## WORK TASK
Which lines hold the string "Clinical"? Copy each of them from the material below.

## GIVEN ENTRIES

((

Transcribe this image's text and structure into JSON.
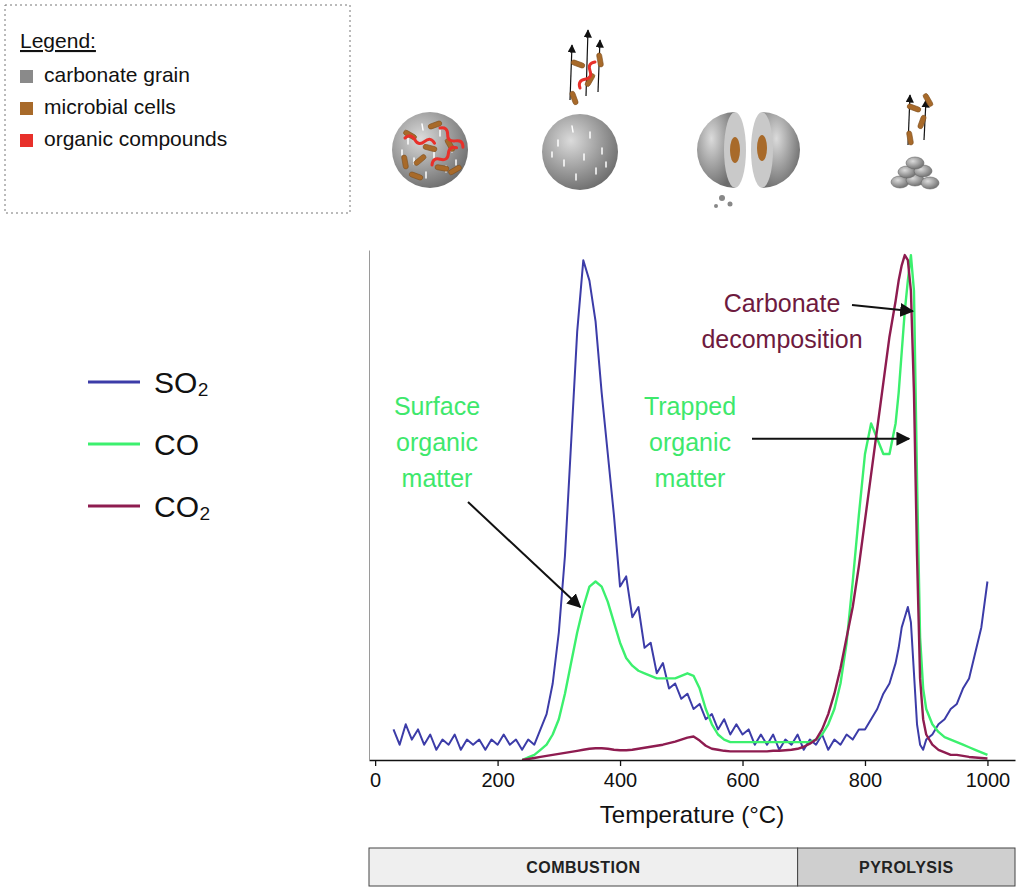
{
  "chart_data": {
    "type": "line",
    "x_label": "Temperature (°C)",
    "x": [
      30,
      40,
      50,
      60,
      70,
      80,
      90,
      100,
      110,
      120,
      130,
      140,
      150,
      160,
      170,
      180,
      190,
      200,
      210,
      220,
      230,
      240,
      250,
      260,
      270,
      280,
      290,
      300,
      310,
      320,
      330,
      340,
      350,
      360,
      370,
      380,
      390,
      400,
      410,
      420,
      430,
      440,
      450,
      460,
      470,
      480,
      490,
      500,
      510,
      520,
      530,
      540,
      550,
      560,
      570,
      580,
      590,
      600,
      610,
      620,
      630,
      640,
      650,
      660,
      670,
      680,
      690,
      700,
      710,
      720,
      730,
      740,
      750,
      760,
      770,
      780,
      790,
      800,
      810,
      820,
      830,
      840,
      850,
      855,
      860,
      865,
      870,
      875,
      880,
      885,
      890,
      895,
      900,
      910,
      920,
      930,
      940,
      950,
      960,
      970,
      980,
      990,
      1000
    ],
    "series": [
      {
        "name": "SO₂",
        "color": "#3c3ca8",
        "values": [
          6,
          3,
          7,
          4,
          6,
          3,
          5,
          2,
          4,
          3,
          5,
          2,
          4,
          3,
          4,
          2,
          4,
          3,
          5,
          3,
          4,
          2,
          4,
          3,
          6,
          9,
          15,
          25,
          40,
          62,
          84,
          98,
          94,
          86,
          72,
          60,
          48,
          34,
          36,
          28,
          30,
          22,
          23,
          17,
          19,
          14,
          15,
          12,
          13,
          10,
          11,
          8,
          9,
          6,
          8,
          5,
          7,
          5,
          6,
          3,
          5,
          3,
          5,
          2,
          4,
          3,
          5,
          2,
          4,
          3,
          5,
          2,
          4,
          3,
          5,
          4,
          6,
          6,
          8,
          10,
          13,
          15,
          19,
          22,
          26,
          28,
          30,
          27,
          17,
          7,
          3,
          2,
          4,
          5,
          7,
          8,
          10,
          11,
          14,
          16,
          21,
          26,
          35
        ]
      },
      {
        "name": "CO",
        "color": "#3cf06e",
        "values": [
          null,
          null,
          null,
          null,
          null,
          null,
          null,
          null,
          null,
          null,
          null,
          null,
          null,
          null,
          null,
          null,
          null,
          null,
          null,
          null,
          null,
          0,
          0.5,
          1,
          2,
          3,
          5,
          8,
          13,
          19,
          25,
          30,
          34,
          35,
          34,
          31,
          27,
          23,
          20,
          18.5,
          17.5,
          17,
          16.5,
          16,
          16,
          16,
          16,
          16.5,
          17,
          16.5,
          14,
          10,
          7,
          5,
          4,
          3.5,
          3.5,
          3.5,
          3.5,
          3.5,
          3.5,
          3.5,
          3.5,
          3.5,
          3.5,
          3.5,
          3.5,
          3.5,
          3.5,
          4,
          5,
          7,
          10,
          15,
          23,
          35,
          48,
          60,
          66,
          63,
          60,
          60,
          66,
          72,
          80,
          88,
          94,
          99,
          92,
          55,
          24,
          14,
          10,
          7,
          5.5,
          4.5,
          4,
          3.5,
          3,
          2.5,
          2,
          1.5,
          1
        ]
      },
      {
        "name": "CO₂",
        "color": "#8e1c50",
        "values": [
          null,
          null,
          null,
          null,
          null,
          null,
          null,
          null,
          null,
          null,
          null,
          null,
          null,
          null,
          null,
          null,
          null,
          null,
          null,
          null,
          null,
          0,
          0.2,
          0.4,
          0.6,
          0.8,
          1,
          1.2,
          1.4,
          1.6,
          1.8,
          2,
          2.2,
          2.3,
          2.3,
          2.2,
          2,
          1.9,
          1.9,
          2,
          2.2,
          2.4,
          2.6,
          2.8,
          3,
          3.3,
          3.6,
          4,
          4.4,
          4.6,
          3.8,
          2.8,
          2.2,
          2,
          1.8,
          1.7,
          1.7,
          1.7,
          1.7,
          1.7,
          1.7,
          1.7,
          1.8,
          1.8,
          1.9,
          2,
          2.2,
          2.6,
          3.2,
          4,
          6,
          9,
          13,
          18,
          24,
          30,
          38,
          47,
          56,
          65,
          74,
          83,
          90,
          94,
          97,
          99,
          98,
          92,
          72,
          40,
          16,
          8,
          5,
          3,
          2,
          1.5,
          1,
          1,
          0.8,
          0.6,
          0.5,
          0.4,
          0.3
        ]
      }
    ],
    "xlim": [
      -10,
      1045
    ],
    "xticks": [
      0,
      200,
      400,
      600,
      800,
      1000
    ],
    "ylim": [
      0,
      100
    ],
    "yticks": [],
    "tick_labels": "x",
    "legend": "left",
    "annotations": [
      {
        "text": "Surface organic matter",
        "x": 335,
        "y": 30,
        "color": "#3ee86c"
      },
      {
        "text": "Trapped organic matter",
        "x": 872,
        "y": 63,
        "color": "#3ee86c"
      },
      {
        "text": "Carbonate decomposition",
        "x": 878,
        "y": 88,
        "color": "#6e1a3e"
      }
    ],
    "phases": [
      {
        "label": "COMBUSTION",
        "from": -10,
        "to": 690
      },
      {
        "label": "PYROLYSIS",
        "from": 690,
        "to": 1045
      }
    ]
  },
  "illustration": {
    "legend_title": "Legend:",
    "items": [
      {
        "label": "carbonate grain",
        "color": "#8a8a8a"
      },
      {
        "label": "microbial cells",
        "color": "#a86a2a"
      },
      {
        "label": "organic compounds",
        "color": "#e8302a"
      }
    ]
  }
}
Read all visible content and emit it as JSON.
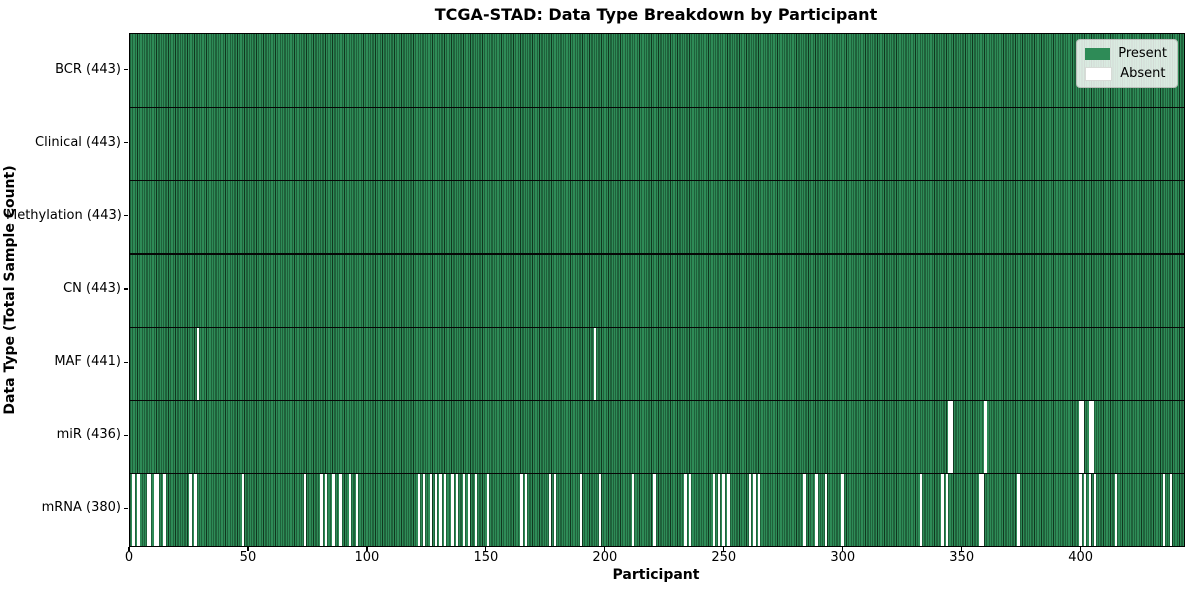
{
  "chart_data": {
    "type": "heatmap",
    "title": "TCGA-STAD: Data Type Breakdown by Participant",
    "xlabel": "Participant",
    "ylabel": "Data Type (Total Sample Count)",
    "n_participants": 443,
    "xlim": [
      0,
      443
    ],
    "x_ticks": [
      0,
      50,
      100,
      150,
      200,
      250,
      300,
      350,
      400
    ],
    "grid": false,
    "legend": {
      "position": "upper right",
      "items": [
        {
          "label": "Present",
          "color": "#2e8b57"
        },
        {
          "label": "Absent",
          "color": "#ffffff"
        }
      ]
    },
    "colors": {
      "present_fill": "#2e8b57",
      "bar_edge": "#10371f",
      "absent_fill": "#ffffff",
      "row_separator": "#000000",
      "spine": "#000000"
    },
    "rows": [
      {
        "data_type": "BCR",
        "label": "BCR (443)",
        "present_count": 443,
        "absent_participants": []
      },
      {
        "data_type": "Clinical",
        "label": "Clinical (443)",
        "present_count": 443,
        "absent_participants": []
      },
      {
        "data_type": "Methylation",
        "label": "Methylation (443)",
        "present_count": 443,
        "absent_participants": []
      },
      {
        "data_type": "CN",
        "label": "CN (443)",
        "present_count": 443,
        "absent_participants": []
      },
      {
        "data_type": "MAF",
        "label": "MAF (441)",
        "present_count": 441,
        "absent_participants": [
          28,
          195
        ]
      },
      {
        "data_type": "miR",
        "label": "miR (436)",
        "present_count": 436,
        "absent_participants": [
          344,
          345,
          359,
          399,
          400,
          403,
          404
        ]
      },
      {
        "data_type": "mRNA",
        "label": "mRNA (380)",
        "present_count": 380,
        "absent_participants": [
          1,
          3,
          7,
          8,
          10,
          11,
          14,
          25,
          27,
          47,
          73,
          80,
          82,
          85,
          88,
          92,
          95,
          121,
          123,
          126,
          128,
          130,
          132,
          135,
          137,
          140,
          142,
          145,
          150,
          164,
          166,
          176,
          178,
          189,
          197,
          211,
          220,
          233,
          235,
          245,
          247,
          249,
          251,
          260,
          262,
          264,
          283,
          288,
          292,
          299,
          332,
          341,
          343,
          357,
          358,
          373,
          399,
          401,
          403,
          405,
          414,
          434,
          437
        ]
      }
    ]
  }
}
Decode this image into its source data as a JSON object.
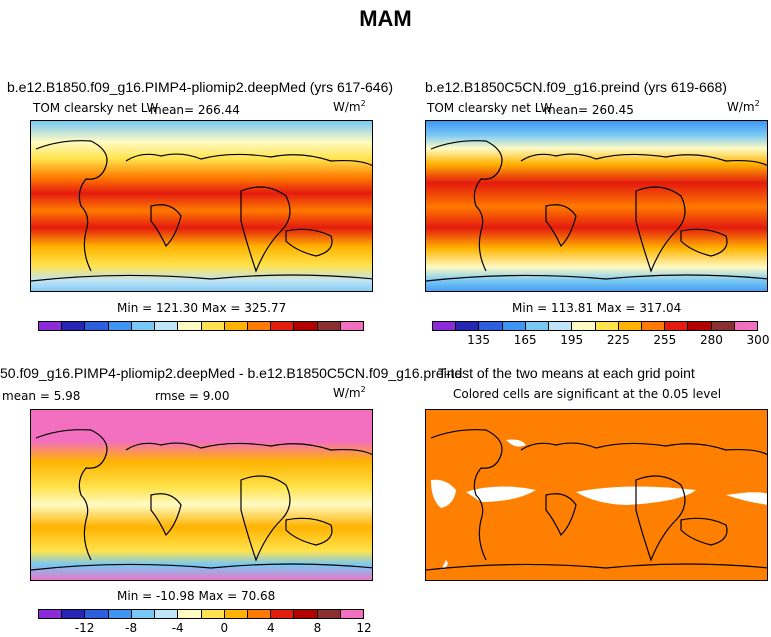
{
  "suptitle": "MAM",
  "colors": {
    "scale": [
      "#8c2bd9",
      "#2626b4",
      "#2d5ee0",
      "#3f96f2",
      "#78c8f5",
      "#c0e4f8",
      "#fffbc4",
      "#ffe34d",
      "#ffb300",
      "#ff7a00",
      "#e41b0f",
      "#b30000",
      "#8b3030",
      "#f36fc0"
    ],
    "continent": "#000000",
    "significance": "#ff7f00"
  },
  "chart_data": [
    {
      "type": "heatmap",
      "title": "b.e12.B1850.f09_g16.PIMP4-pliomip2.deepMed (yrs 617-646)",
      "variable": "TOM clearsky net LW",
      "mean_label": "mean= 266.44",
      "units": "W/m",
      "units_exp": "2",
      "minmax": "Min = 121.30 Max = 325.77",
      "min": 121.3,
      "max": 325.77,
      "mean": 266.44
    },
    {
      "type": "heatmap",
      "title": "b.e12.B1850C5CN.f09_g16.preind (yrs 619-668)",
      "variable": "TOM clearsky net LW",
      "mean_label": "mean= 260.45",
      "units": "W/m",
      "units_exp": "2",
      "minmax": "Min = 113.81 Max = 317.04",
      "min": 113.81,
      "max": 317.04,
      "mean": 260.45,
      "colorbar_ticks": [
        "135",
        "165",
        "195",
        "225",
        "255",
        "280",
        "300"
      ]
    },
    {
      "type": "heatmap",
      "title": "50.f09_g16.PIMP4-pliomip2.deepMed - b.e12.B1850C5CN.f09_g16.preind",
      "mean_label": "mean =    5.98",
      "rmse_label": "rmse =    9.00",
      "units": "W/m",
      "units_exp": "2",
      "minmax": "Min = -10.98 Max =  70.68",
      "min": -10.98,
      "max": 70.68,
      "mean": 5.98,
      "rmse": 9.0,
      "colorbar_ticks": [
        "-12",
        "-8",
        "-4",
        "0",
        "4",
        "8",
        "12"
      ]
    },
    {
      "type": "heatmap",
      "title": "T-test of the two means at each grid point",
      "subtitle": "Colored cells are significant at the 0.05 level"
    }
  ]
}
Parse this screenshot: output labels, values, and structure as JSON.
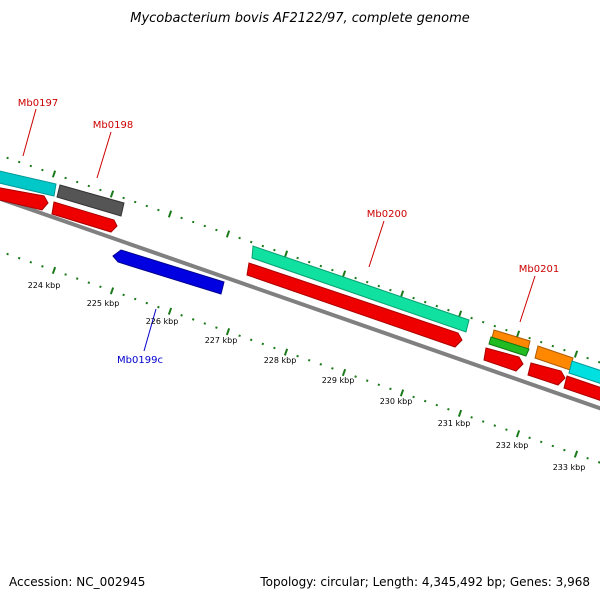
{
  "title": "Mycobacterium bovis AF2122/97, complete genome",
  "footer": {
    "accession": "Accession: NC_002945",
    "summary": "Topology: circular; Length: 4,345,492 bp; Genes: 3,968"
  },
  "colors": {
    "label_forward": "#cc0000",
    "label_reverse": "#0000cc",
    "tick": "#1a7a1a",
    "backbone": "#808080"
  },
  "scale_labels": [
    "224 kbp",
    "225 kbp",
    "226 kbp",
    "227 kbp",
    "228 kbp",
    "229 kbp",
    "230 kbp",
    "231 kbp",
    "232 kbp",
    "233 kbp"
  ],
  "genes": [
    {
      "name": "Mb0197",
      "strand": "forward",
      "color": "#00c8c8"
    },
    {
      "name": "Mb0198",
      "strand": "forward",
      "color": "#555555"
    },
    {
      "name": "Mb0199c",
      "strand": "reverse",
      "color": "#0000e0"
    },
    {
      "name": "Mb0200",
      "strand": "forward",
      "color": "#10e0a0"
    },
    {
      "name": "Mb0201",
      "strand": "forward",
      "color": "#ff8800"
    }
  ]
}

))

## RESPONSE BOX
        "data_type": "Clinical",
        "label": "Clinical (443)",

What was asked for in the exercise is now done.